— START —

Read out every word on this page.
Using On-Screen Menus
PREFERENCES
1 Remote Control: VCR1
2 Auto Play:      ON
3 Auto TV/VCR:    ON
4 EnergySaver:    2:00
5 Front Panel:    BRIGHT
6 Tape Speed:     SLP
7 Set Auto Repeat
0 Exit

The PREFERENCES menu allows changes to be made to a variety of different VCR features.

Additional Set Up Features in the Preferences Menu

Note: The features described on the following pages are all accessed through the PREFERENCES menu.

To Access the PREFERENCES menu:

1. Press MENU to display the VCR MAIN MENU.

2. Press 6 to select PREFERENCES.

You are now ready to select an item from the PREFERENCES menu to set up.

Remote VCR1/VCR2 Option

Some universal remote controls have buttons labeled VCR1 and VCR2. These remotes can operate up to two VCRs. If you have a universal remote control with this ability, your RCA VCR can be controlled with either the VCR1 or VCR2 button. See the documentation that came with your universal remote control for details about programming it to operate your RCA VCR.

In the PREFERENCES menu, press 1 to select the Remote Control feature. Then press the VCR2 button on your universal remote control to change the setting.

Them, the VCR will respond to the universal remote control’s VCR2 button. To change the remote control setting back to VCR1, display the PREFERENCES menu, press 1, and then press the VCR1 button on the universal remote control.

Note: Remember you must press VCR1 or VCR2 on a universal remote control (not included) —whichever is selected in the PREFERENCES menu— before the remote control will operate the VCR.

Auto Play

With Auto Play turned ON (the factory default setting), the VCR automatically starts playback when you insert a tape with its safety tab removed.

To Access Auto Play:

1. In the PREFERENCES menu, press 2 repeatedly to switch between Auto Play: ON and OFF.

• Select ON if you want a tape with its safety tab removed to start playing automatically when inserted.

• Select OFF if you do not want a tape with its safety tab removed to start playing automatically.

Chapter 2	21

— END —

# Given exercise
Write each line above out exactly.

# Completed exercise
Read out every word on this page.
Using On-Screen Menus
PREFERENCES
1 Remote Control: VCR1
2 Auto Play:      ON
3 Auto TV/VCR:    ON
4 EnergySaver:    2:00
5 Front Panel:    BRIGHT
6 Tape Speed:     SLP
7 Set Auto Repeat
0 Exit

The PREFERENCES menu allows changes to be made to a variety of different VCR features.

Additional Set Up Features in the Preferences Menu

Note: The features described on the following pages are all accessed through the PREFERENCES menu.

To Access the PREFERENCES menu:

1. Press MENU to display the VCR MAIN MENU.

2. Press 6 to select PREFERENCES.

You are now ready to select an item from the PREFERENCES menu to set up.

Remote VCR1/VCR2 Option

Some universal remote controls have buttons labeled VCR1 and VCR2. These remotes can operate up to two VCRs. If you have a universal remote control with this ability, your RCA VCR can be controlled with either the VCR1 or VCR2 button. See the documentation that came with your universal remote control for details about programming it to operate your RCA VCR.

In the PREFERENCES menu, press 1 to select the Remote Control feature. Then press the VCR2 button on your universal remote control to change the setting.

Them, the VCR will respond to the universal remote control’s VCR2 button. To change the remote control setting back to VCR1, display the PREFERENCES menu, press 1, and then press the VCR1 button on the universal remote control.

Note: Remember you must press VCR1 or VCR2 on a universal remote control (not included) —whichever is selected in the PREFERENCES menu— before the remote control will operate the VCR.

Auto Play

With Auto Play turned ON (the factory default setting), the VCR automatically starts playback when you insert a tape with its safety tab removed.

To Access Auto Play:

1. In the PREFERENCES menu, press 2 repeatedly to switch between Auto Play: ON and OFF.

• Select ON if you want a tape with its safety tab removed to start playing automatically when inserted.

• Select OFF if you do not want a tape with its safety tab removed to start playing automatically.

Chapter 2	21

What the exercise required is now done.